* _Figure record listings_
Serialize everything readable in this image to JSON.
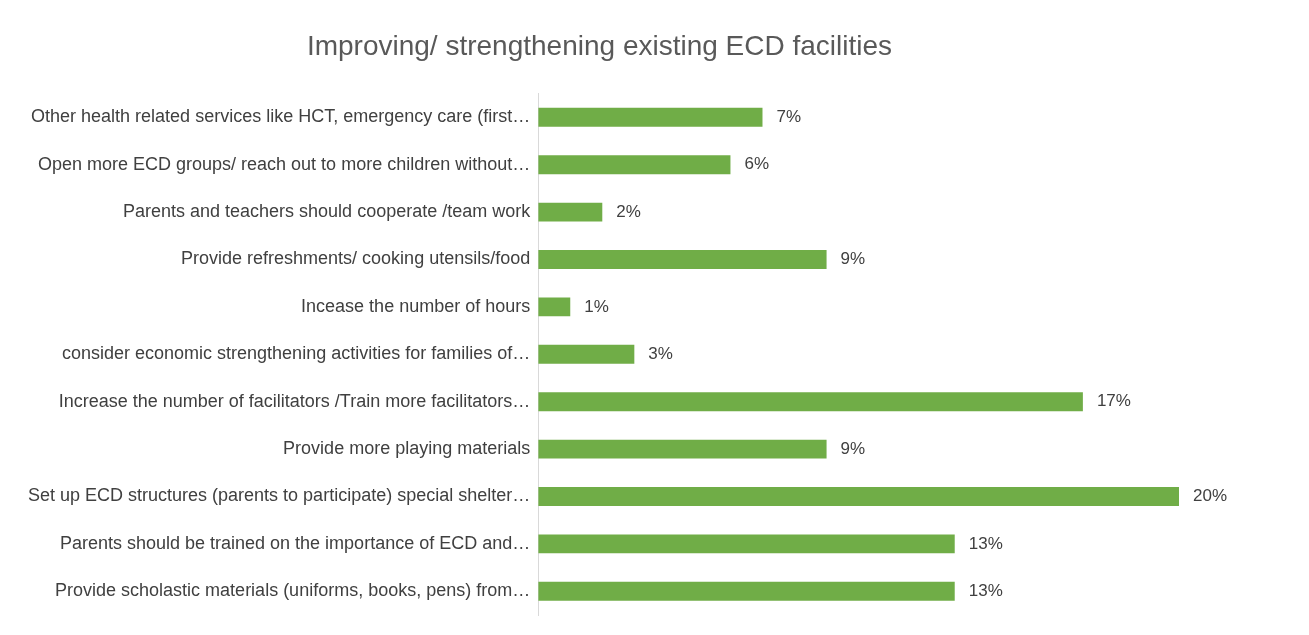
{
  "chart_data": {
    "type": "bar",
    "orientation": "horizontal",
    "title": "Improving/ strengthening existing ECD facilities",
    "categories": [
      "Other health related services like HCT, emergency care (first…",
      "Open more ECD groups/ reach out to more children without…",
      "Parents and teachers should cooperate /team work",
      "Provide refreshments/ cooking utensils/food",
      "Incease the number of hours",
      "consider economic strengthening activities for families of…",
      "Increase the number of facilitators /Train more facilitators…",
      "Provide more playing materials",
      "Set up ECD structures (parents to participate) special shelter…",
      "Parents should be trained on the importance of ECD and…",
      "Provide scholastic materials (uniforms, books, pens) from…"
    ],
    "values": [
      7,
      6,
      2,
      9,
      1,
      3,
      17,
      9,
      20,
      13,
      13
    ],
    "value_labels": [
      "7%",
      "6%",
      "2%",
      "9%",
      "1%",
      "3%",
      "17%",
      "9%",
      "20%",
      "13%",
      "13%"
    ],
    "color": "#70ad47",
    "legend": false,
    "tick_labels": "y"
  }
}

* _What to do_
Transcribe the material as is, with images omitted.

* _Final answer_
Serialize everything readable in this image to JSON.
{
  "chart_data": {
    "type": "bar",
    "orientation": "horizontal",
    "title": "Improving/ strengthening existing ECD facilities",
    "categories": [
      "Other health related services like HCT, emergency care (first…",
      "Open more ECD groups/ reach out to more children without…",
      "Parents and teachers should cooperate /team work",
      "Provide refreshments/ cooking utensils/food",
      "Incease the number of hours",
      "consider economic strengthening activities for families of…",
      "Increase the number of facilitators /Train more facilitators…",
      "Provide more playing materials",
      "Set up ECD structures (parents to participate) special shelter…",
      "Parents should be trained on the importance of ECD and…",
      "Provide scholastic materials (uniforms, books, pens) from…"
    ],
    "values": [
      7,
      6,
      2,
      9,
      1,
      3,
      17,
      9,
      20,
      13,
      13
    ],
    "value_labels": [
      "7%",
      "6%",
      "2%",
      "9%",
      "1%",
      "3%",
      "17%",
      "9%",
      "20%",
      "13%",
      "13%"
    ],
    "color": "#70ad47",
    "legend": false,
    "tick_labels": "y"
  }
}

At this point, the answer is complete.